## Required work:
Give the listing again exactly, omitting its images.

Saved data entries

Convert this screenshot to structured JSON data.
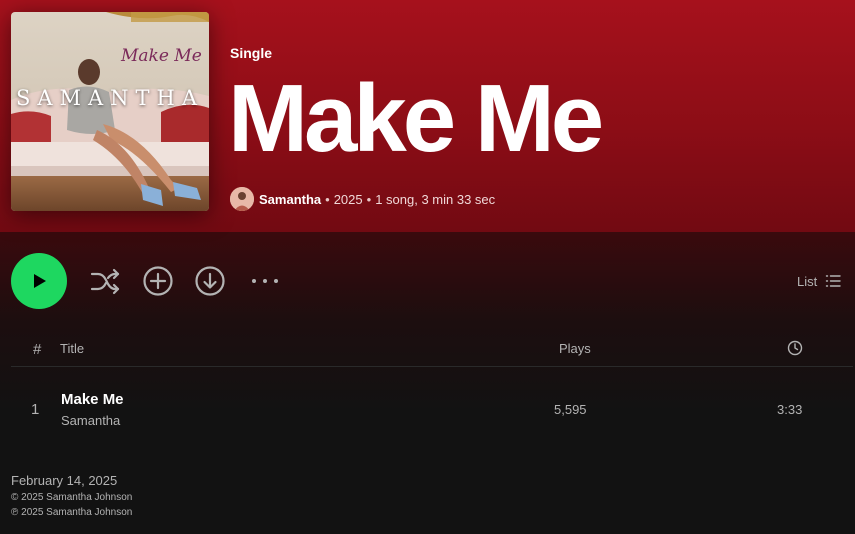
{
  "album": {
    "type_label": "Single",
    "title": "Make Me",
    "artist": "Samantha",
    "year": "2025",
    "summary": "1 song, 3 min 33 sec",
    "cover_artist_text": "SAMANTHA",
    "cover_title_text": "Make Me"
  },
  "actions": {
    "play": "play-icon",
    "shuffle": "shuffle-icon",
    "add": "add-circle-icon",
    "download": "download-icon",
    "more": "more-options-icon",
    "view_label": "List"
  },
  "table": {
    "headers": {
      "num": "#",
      "title": "Title",
      "plays": "Plays",
      "duration_icon": "clock-icon"
    },
    "rows": [
      {
        "num": "1",
        "title": "Make Me",
        "artist": "Samantha",
        "plays": "5,595",
        "duration": "3:33"
      }
    ]
  },
  "footer": {
    "release_date": "February 14, 2025",
    "copyright_c": "© 2025 Samantha Johnson",
    "copyright_p": "℗ 2025 Samantha Johnson"
  },
  "colors": {
    "hero_gradient_top": "#a6111c",
    "accent_green": "#1ed760",
    "background": "#121212",
    "muted_text": "#b3b3b3"
  }
}
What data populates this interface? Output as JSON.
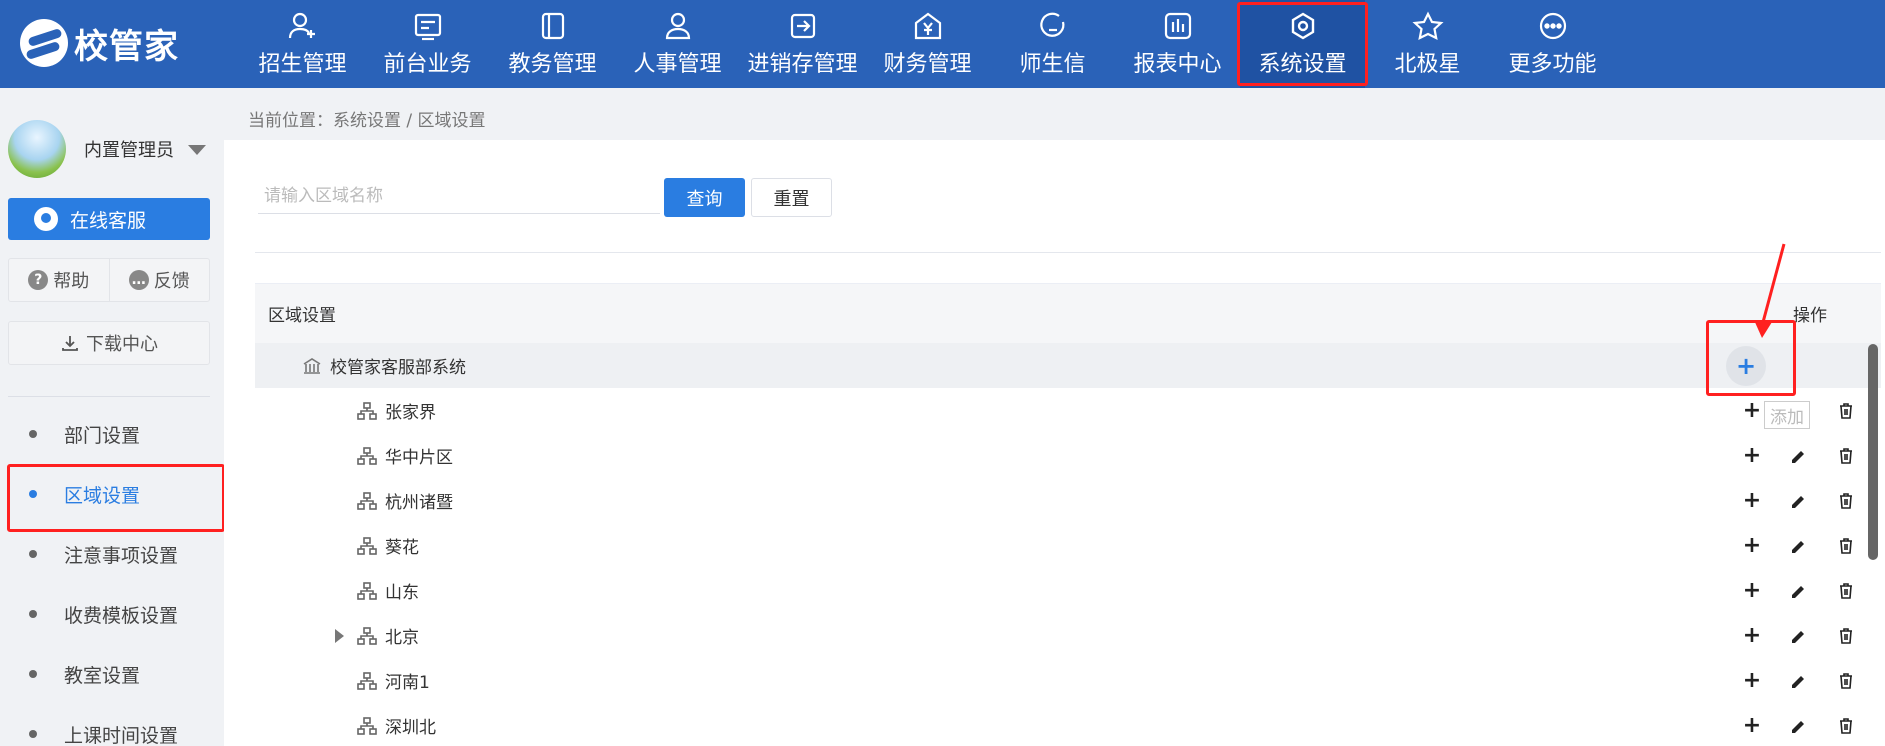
{
  "app": {
    "logo_text": "校管家"
  },
  "nav": [
    {
      "label": "招生管理",
      "icon": "user-plus-icon"
    },
    {
      "label": "前台业务",
      "icon": "reception-icon"
    },
    {
      "label": "教务管理",
      "icon": "book-icon"
    },
    {
      "label": "人事管理",
      "icon": "person-icon"
    },
    {
      "label": "进销存管理",
      "icon": "inventory-icon"
    },
    {
      "label": "财务管理",
      "icon": "finance-icon"
    },
    {
      "label": "师生信",
      "icon": "message-icon"
    },
    {
      "label": "报表中心",
      "icon": "report-icon"
    },
    {
      "label": "系统设置",
      "icon": "settings-icon"
    },
    {
      "label": "北极星",
      "icon": "star-icon"
    },
    {
      "label": "更多功能",
      "icon": "more-icon"
    }
  ],
  "user": {
    "name": "内置管理员"
  },
  "sidebar": {
    "service_label": "在线客服",
    "help_label": "帮助",
    "feedback_label": "反馈",
    "download_label": "下载中心",
    "menu": [
      {
        "label": "部门设置"
      },
      {
        "label": "区域设置"
      },
      {
        "label": "注意事项设置"
      },
      {
        "label": "收费模板设置"
      },
      {
        "label": "教室设置"
      },
      {
        "label": "上课时间设置"
      }
    ]
  },
  "breadcrumb": "当前位置：系统设置 / 区域设置",
  "search": {
    "placeholder": "请输入区域名称",
    "value": "",
    "query_label": "查询",
    "reset_label": "重置"
  },
  "table": {
    "header_name": "区域设置",
    "header_op": "操作",
    "root": "校管家客服部系统",
    "rows": [
      {
        "name": "张家界"
      },
      {
        "name": "华中片区"
      },
      {
        "name": "杭州诸暨"
      },
      {
        "name": "葵花"
      },
      {
        "name": "山东"
      },
      {
        "name": "北京"
      },
      {
        "name": "河南1"
      },
      {
        "name": "深圳北"
      }
    ]
  },
  "tooltip": "添加",
  "colors": {
    "primary": "#2a7de1",
    "topbar": "#2a62b8",
    "highlight": "#ff2020"
  }
}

## Answer below:
Convert this screenshot to structured JSON data.
{
  "album": {
    "type_label": "Single",
    "title": "Make Me",
    "artist": "Samantha",
    "year": "2025",
    "summary": "1 song, 3 min 33 sec",
    "cover_artist_text": "SAMANTHA",
    "cover_title_text": "Make Me"
  },
  "actions": {
    "play": "play-icon",
    "shuffle": "shuffle-icon",
    "add": "add-circle-icon",
    "download": "download-icon",
    "more": "more-options-icon",
    "view_label": "List"
  },
  "table": {
    "headers": {
      "num": "#",
      "title": "Title",
      "plays": "Plays",
      "duration_icon": "clock-icon"
    },
    "rows": [
      {
        "num": "1",
        "title": "Make Me",
        "artist": "Samantha",
        "plays": "5,595",
        "duration": "3:33"
      }
    ]
  },
  "footer": {
    "release_date": "February 14, 2025",
    "copyright_c": "© 2025 Samantha Johnson",
    "copyright_p": "℗ 2025 Samantha Johnson"
  },
  "colors": {
    "hero_gradient_top": "#a6111c",
    "accent_green": "#1ed760",
    "background": "#121212",
    "muted_text": "#b3b3b3"
  }
}
What data populates this interface? Output as JSON.
{
  "app": {
    "logo_text": "校管家"
  },
  "nav": [
    {
      "label": "招生管理",
      "icon": "user-plus-icon"
    },
    {
      "label": "前台业务",
      "icon": "reception-icon"
    },
    {
      "label": "教务管理",
      "icon": "book-icon"
    },
    {
      "label": "人事管理",
      "icon": "person-icon"
    },
    {
      "label": "进销存管理",
      "icon": "inventory-icon"
    },
    {
      "label": "财务管理",
      "icon": "finance-icon"
    },
    {
      "label": "师生信",
      "icon": "message-icon"
    },
    {
      "label": "报表中心",
      "icon": "report-icon"
    },
    {
      "label": "系统设置",
      "icon": "settings-icon"
    },
    {
      "label": "北极星",
      "icon": "star-icon"
    },
    {
      "label": "更多功能",
      "icon": "more-icon"
    }
  ],
  "user": {
    "name": "内置管理员"
  },
  "sidebar": {
    "service_label": "在线客服",
    "help_label": "帮助",
    "feedback_label": "反馈",
    "download_label": "下载中心",
    "menu": [
      {
        "label": "部门设置"
      },
      {
        "label": "区域设置"
      },
      {
        "label": "注意事项设置"
      },
      {
        "label": "收费模板设置"
      },
      {
        "label": "教室设置"
      },
      {
        "label": "上课时间设置"
      }
    ]
  },
  "breadcrumb": "当前位置：系统设置 / 区域设置",
  "search": {
    "placeholder": "请输入区域名称",
    "value": "",
    "query_label": "查询",
    "reset_label": "重置"
  },
  "table": {
    "header_name": "区域设置",
    "header_op": "操作",
    "root": "校管家客服部系统",
    "rows": [
      {
        "name": "张家界"
      },
      {
        "name": "华中片区"
      },
      {
        "name": "杭州诸暨"
      },
      {
        "name": "葵花"
      },
      {
        "name": "山东"
      },
      {
        "name": "北京"
      },
      {
        "name": "河南1"
      },
      {
        "name": "深圳北"
      }
    ]
  },
  "tooltip": "添加",
  "colors": {
    "primary": "#2a7de1",
    "topbar": "#2a62b8",
    "highlight": "#ff2020"
  }
}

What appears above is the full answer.